Source data
━━━━━━━━━━━━━━━━━━━━━━━━━━━━━━

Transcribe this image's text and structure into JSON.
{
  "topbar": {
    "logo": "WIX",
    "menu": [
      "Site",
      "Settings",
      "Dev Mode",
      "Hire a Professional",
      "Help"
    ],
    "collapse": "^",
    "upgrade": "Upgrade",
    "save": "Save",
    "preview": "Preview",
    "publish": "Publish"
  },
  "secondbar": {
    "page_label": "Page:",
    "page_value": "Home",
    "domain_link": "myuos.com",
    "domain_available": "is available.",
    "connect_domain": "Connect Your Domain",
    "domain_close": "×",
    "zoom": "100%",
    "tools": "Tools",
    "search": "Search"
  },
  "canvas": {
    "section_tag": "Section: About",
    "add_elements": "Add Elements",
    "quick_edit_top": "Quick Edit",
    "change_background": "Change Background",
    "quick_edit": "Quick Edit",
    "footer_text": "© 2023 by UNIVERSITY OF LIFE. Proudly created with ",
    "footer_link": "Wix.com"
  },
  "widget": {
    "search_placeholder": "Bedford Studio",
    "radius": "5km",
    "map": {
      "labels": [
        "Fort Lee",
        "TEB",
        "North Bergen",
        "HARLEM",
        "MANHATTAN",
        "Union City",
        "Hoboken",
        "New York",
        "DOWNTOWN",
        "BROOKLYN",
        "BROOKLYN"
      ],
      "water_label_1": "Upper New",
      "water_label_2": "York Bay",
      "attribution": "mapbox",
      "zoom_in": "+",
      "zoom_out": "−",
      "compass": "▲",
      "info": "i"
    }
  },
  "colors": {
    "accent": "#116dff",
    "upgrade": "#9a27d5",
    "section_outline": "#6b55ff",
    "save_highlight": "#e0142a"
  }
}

━━━━━━━━━━━━━━━━━━━━━━━━━━━━━━

Reproduce each line of the material above precisely.

Transcribe this image's text and structure into JSON.
{
  "topbar": {
    "logo": "WIX",
    "menu": [
      "Site",
      "Settings",
      "Dev Mode",
      "Hire a Professional",
      "Help"
    ],
    "collapse": "^",
    "upgrade": "Upgrade",
    "save": "Save",
    "preview": "Preview",
    "publish": "Publish"
  },
  "secondbar": {
    "page_label": "Page:",
    "page_value": "Home",
    "domain_link": "myuos.com",
    "domain_available": "is available.",
    "connect_domain": "Connect Your Domain",
    "domain_close": "×",
    "zoom": "100%",
    "tools": "Tools",
    "search": "Search"
  },
  "canvas": {
    "section_tag": "Section: About",
    "add_elements": "Add Elements",
    "quick_edit_top": "Quick Edit",
    "change_background": "Change Background",
    "quick_edit": "Quick Edit",
    "footer_text": "© 2023 by UNIVERSITY OF LIFE. Proudly created with ",
    "footer_link": "Wix.com"
  },
  "widget": {
    "search_placeholder": "Bedford Studio",
    "radius": "5km",
    "map": {
      "labels": [
        "Fort Lee",
        "TEB",
        "North Bergen",
        "HARLEM",
        "MANHATTAN",
        "Union City",
        "Hoboken",
        "New York",
        "DOWNTOWN",
        "BROOKLYN",
        "BROOKLYN"
      ],
      "water_label_1": "Upper New",
      "water_label_2": "York Bay",
      "attribution": "mapbox",
      "zoom_in": "+",
      "zoom_out": "−",
      "compass": "▲",
      "info": "i"
    }
  },
  "colors": {
    "accent": "#116dff",
    "upgrade": "#9a27d5",
    "section_outline": "#6b55ff",
    "save_highlight": "#e0142a"
  }
}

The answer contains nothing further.